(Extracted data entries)
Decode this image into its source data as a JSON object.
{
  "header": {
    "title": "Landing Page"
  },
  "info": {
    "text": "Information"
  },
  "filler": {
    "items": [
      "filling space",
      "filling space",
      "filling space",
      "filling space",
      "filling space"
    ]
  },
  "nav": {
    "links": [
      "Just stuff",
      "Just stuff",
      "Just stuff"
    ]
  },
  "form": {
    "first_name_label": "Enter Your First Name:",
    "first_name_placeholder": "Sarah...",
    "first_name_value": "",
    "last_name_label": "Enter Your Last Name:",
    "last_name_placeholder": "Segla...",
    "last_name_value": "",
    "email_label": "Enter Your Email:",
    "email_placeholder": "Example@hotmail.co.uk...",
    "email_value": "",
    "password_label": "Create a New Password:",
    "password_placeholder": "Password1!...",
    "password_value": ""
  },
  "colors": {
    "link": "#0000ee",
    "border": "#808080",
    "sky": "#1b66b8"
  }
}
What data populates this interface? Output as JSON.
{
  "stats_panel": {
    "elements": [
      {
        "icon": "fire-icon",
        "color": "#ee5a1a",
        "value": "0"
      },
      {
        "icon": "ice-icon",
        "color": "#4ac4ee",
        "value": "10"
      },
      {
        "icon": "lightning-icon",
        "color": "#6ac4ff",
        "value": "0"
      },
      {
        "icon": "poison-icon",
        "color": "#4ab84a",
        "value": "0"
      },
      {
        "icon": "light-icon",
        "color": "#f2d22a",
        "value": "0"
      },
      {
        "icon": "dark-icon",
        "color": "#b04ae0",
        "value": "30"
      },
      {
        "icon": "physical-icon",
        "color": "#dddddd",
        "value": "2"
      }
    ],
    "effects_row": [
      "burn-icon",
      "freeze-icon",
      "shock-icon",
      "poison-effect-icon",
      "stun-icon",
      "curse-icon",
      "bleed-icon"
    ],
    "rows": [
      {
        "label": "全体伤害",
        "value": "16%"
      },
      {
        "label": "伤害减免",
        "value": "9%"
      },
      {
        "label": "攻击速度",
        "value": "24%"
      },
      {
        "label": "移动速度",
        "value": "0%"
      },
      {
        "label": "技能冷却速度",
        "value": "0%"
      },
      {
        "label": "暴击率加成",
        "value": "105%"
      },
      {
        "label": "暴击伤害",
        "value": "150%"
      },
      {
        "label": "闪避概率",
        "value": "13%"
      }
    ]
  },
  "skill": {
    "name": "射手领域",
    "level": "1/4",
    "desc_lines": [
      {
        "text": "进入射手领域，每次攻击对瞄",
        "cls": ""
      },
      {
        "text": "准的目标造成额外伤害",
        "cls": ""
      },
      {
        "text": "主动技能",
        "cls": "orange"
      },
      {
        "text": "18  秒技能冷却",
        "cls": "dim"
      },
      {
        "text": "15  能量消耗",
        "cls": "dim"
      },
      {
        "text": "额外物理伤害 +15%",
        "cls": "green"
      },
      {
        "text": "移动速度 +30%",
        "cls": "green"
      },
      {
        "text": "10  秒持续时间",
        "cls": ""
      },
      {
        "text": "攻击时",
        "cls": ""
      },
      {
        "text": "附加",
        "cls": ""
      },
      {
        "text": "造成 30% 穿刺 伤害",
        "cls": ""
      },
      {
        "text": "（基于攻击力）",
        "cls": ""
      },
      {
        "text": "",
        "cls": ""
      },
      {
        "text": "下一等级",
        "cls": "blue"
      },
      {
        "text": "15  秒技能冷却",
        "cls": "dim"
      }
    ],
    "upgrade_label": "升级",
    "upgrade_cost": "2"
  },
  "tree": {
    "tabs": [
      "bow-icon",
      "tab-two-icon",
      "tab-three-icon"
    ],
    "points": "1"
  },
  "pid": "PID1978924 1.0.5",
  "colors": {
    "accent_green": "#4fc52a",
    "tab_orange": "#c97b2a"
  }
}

**Job**
Set out every line from the material that contains the string "Your".

**Completed exercise**
    "first_name_label": "Enter Your First Name:",
    "last_name_label": "Enter Your Last Name:",
    "email_label": "Enter Your Email:",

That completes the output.